**To do:**
Among the entries, which lines carry the string "station"? Copy each of them.

**Records supplied:**
-*-*-
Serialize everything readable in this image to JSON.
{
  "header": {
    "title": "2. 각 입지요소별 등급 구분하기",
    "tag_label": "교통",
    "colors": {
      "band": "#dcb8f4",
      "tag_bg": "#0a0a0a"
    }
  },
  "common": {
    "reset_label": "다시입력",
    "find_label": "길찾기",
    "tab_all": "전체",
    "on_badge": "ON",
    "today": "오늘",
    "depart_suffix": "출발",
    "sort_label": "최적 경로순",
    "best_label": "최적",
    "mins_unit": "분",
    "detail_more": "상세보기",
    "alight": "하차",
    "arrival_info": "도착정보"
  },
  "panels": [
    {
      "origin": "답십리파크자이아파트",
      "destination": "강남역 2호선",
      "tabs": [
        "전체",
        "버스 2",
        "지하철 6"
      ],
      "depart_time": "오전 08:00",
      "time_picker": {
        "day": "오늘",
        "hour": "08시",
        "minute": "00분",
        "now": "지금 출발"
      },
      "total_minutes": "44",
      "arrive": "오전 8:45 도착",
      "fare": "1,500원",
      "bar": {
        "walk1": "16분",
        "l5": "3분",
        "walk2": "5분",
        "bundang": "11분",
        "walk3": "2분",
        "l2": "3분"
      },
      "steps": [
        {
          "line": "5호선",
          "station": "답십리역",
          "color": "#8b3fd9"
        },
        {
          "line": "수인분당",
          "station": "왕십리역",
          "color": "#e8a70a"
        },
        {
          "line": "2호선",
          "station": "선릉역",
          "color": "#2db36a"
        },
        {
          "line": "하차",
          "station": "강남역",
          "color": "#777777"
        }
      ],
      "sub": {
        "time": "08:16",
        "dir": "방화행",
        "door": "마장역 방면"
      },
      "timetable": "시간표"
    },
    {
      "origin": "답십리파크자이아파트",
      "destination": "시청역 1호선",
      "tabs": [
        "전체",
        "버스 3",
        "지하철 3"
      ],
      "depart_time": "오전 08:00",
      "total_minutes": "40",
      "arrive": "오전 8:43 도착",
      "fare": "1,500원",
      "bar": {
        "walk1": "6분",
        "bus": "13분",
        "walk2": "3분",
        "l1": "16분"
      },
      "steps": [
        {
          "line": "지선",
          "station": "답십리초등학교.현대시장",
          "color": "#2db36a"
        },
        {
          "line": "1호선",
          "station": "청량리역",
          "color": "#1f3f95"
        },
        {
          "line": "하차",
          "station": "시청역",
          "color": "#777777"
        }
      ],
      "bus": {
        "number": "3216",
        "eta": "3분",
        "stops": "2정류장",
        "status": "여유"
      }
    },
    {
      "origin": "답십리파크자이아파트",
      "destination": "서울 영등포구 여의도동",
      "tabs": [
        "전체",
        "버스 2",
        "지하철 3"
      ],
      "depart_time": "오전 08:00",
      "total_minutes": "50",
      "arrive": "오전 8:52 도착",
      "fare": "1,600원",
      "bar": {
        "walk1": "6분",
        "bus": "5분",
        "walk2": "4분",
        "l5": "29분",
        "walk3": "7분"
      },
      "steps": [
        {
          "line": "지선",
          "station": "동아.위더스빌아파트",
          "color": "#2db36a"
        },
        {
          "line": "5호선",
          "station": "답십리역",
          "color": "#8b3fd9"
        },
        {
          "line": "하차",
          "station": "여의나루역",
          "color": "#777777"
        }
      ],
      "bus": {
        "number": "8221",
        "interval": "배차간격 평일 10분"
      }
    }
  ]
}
-*-*-
**Written reply:**
          "station": "답십리역",
          "station": "왕십리역",
          "station": "선릉역",
          "station": "강남역",
          "station": "답십리초등학교.현대시장",
          "station": "청량리역",
          "station": "시청역",
          "station": "동아.위더스빌아파트",
          "station": "답십리역",
          "station": "여의나루역",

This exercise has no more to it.